Short problem
Across the entries below, count the lines in which the word "DESCENTRALIZADO" occurs. Reply with the count alone.

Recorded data
══════

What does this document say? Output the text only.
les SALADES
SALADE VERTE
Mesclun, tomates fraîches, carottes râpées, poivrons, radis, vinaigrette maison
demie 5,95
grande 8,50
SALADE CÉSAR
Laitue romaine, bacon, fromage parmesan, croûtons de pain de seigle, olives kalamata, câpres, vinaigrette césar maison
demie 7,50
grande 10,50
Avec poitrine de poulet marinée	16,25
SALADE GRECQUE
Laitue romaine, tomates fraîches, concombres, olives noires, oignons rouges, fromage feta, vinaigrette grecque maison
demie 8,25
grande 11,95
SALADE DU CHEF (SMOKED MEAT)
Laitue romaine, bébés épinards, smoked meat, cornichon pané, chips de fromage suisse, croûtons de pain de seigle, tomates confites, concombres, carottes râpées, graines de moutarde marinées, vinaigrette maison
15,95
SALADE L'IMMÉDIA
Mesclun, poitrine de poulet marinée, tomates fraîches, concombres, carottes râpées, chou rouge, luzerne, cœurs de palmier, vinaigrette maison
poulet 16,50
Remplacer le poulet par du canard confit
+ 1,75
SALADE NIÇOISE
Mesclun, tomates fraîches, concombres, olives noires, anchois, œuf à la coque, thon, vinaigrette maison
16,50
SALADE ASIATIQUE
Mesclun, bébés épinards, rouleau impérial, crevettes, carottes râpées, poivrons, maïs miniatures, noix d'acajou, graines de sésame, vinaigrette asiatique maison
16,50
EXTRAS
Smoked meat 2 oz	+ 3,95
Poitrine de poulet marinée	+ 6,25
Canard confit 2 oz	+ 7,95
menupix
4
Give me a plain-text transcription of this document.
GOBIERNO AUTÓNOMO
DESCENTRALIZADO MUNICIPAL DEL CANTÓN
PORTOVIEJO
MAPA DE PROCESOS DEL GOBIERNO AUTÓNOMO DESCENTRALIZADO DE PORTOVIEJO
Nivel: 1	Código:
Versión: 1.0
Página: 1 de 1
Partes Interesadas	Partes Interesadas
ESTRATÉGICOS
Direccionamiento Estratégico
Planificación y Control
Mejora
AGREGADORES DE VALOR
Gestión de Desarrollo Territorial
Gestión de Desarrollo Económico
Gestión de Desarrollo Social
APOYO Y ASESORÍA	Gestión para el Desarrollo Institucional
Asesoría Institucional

══════

Output
2